▸ **WRITTEN TASK**
Search the material for the word "name" and copy each line that holds it.
+ + +
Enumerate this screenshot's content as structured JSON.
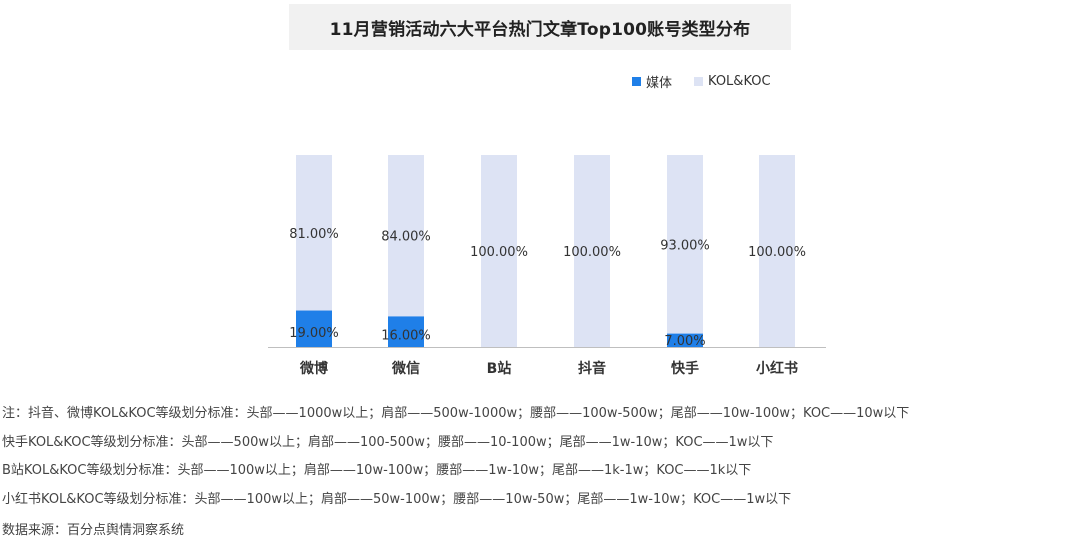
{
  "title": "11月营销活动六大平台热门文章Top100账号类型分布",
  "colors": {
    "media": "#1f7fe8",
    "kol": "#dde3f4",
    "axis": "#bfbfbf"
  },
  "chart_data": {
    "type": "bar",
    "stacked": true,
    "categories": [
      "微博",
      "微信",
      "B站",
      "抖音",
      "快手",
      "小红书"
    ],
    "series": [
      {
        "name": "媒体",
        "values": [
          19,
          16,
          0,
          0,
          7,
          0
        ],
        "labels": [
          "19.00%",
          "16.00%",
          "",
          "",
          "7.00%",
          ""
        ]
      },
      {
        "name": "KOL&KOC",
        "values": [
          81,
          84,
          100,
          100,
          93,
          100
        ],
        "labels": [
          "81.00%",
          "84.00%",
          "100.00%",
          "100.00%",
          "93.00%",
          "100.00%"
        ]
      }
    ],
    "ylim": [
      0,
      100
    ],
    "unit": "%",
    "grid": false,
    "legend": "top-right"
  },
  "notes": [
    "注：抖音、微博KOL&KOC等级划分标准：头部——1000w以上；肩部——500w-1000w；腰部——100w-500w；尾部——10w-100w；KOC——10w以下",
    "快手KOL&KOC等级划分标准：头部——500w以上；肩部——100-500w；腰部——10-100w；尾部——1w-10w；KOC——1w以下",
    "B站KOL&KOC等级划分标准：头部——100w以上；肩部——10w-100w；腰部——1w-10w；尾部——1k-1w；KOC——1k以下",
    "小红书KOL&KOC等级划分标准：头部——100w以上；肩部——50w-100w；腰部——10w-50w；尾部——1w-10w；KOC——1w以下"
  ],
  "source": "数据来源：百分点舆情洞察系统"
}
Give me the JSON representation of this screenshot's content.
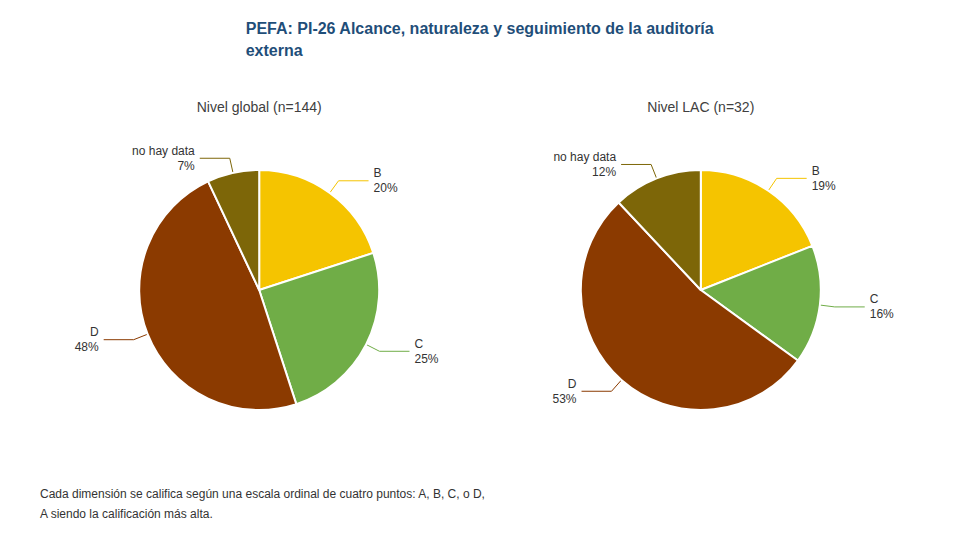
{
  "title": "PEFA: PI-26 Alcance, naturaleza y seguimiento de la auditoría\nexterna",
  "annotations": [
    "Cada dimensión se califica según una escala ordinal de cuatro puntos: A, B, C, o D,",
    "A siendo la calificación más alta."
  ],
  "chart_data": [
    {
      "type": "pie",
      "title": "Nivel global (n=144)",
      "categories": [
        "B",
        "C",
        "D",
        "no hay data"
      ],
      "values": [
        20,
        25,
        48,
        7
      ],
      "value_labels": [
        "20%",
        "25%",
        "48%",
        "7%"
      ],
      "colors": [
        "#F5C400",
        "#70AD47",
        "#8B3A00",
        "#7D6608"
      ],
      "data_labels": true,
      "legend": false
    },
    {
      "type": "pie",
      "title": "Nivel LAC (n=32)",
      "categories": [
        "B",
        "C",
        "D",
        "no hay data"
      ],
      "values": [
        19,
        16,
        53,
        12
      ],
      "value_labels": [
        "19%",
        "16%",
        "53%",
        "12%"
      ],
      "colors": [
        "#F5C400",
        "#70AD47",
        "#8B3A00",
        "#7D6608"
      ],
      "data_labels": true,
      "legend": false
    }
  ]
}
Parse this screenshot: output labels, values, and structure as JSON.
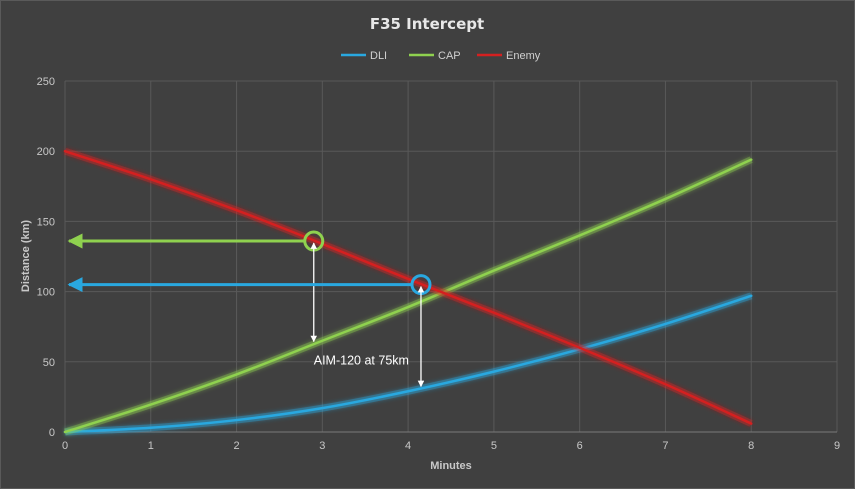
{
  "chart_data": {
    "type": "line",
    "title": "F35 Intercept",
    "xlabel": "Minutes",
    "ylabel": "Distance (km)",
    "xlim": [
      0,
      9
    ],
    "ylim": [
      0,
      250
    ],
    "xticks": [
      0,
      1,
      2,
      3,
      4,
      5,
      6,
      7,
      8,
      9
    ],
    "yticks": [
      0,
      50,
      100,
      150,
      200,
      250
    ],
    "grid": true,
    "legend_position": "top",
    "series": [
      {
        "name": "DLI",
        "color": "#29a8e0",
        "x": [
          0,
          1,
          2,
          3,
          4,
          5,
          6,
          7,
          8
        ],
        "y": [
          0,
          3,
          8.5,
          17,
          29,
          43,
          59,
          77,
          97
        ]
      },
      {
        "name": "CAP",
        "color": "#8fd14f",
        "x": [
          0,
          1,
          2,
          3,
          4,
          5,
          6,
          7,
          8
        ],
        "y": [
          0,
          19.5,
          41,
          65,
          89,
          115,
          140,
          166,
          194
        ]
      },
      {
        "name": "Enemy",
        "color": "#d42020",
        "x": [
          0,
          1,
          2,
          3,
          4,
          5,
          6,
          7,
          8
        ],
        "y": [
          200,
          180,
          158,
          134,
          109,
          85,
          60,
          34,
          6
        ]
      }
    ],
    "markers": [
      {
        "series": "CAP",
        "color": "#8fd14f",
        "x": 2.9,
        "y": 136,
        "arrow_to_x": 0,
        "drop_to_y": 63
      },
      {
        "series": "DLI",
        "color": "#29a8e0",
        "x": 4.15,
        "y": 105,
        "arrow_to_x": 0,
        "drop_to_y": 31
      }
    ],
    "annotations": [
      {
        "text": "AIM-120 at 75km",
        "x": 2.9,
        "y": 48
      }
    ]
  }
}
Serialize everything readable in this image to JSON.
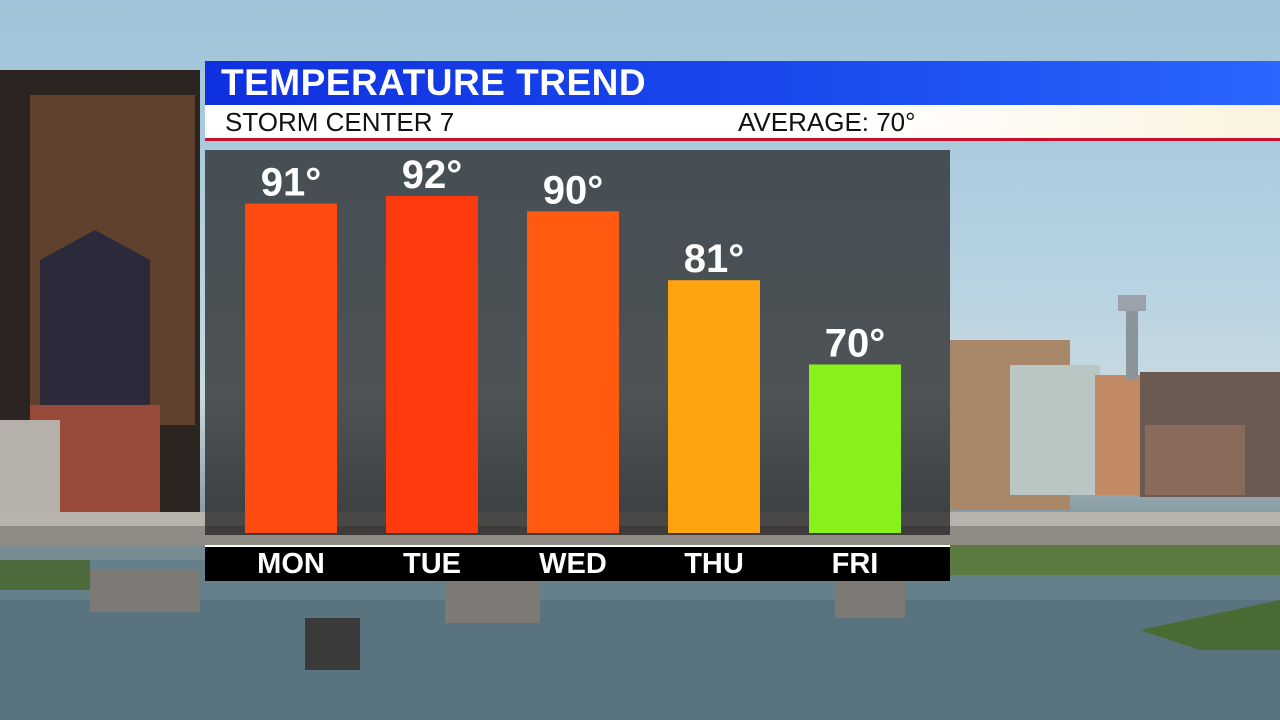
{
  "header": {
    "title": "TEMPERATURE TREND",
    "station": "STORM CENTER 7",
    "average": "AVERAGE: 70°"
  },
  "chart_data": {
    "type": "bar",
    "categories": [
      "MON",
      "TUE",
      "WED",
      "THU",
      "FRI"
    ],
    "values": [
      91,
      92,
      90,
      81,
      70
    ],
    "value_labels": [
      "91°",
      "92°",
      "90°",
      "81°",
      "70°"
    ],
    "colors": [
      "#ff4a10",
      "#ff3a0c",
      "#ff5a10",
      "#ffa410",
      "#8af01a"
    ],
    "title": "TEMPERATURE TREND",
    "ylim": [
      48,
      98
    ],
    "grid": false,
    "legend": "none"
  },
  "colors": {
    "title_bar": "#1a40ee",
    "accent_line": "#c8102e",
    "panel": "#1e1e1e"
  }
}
+ + +
▸ **THE RESULT**
        "name": "媒体",
        "name": "KOL&KOC",
        "name": "DLI",
        "name": "CAP",
        "name": "Enemy",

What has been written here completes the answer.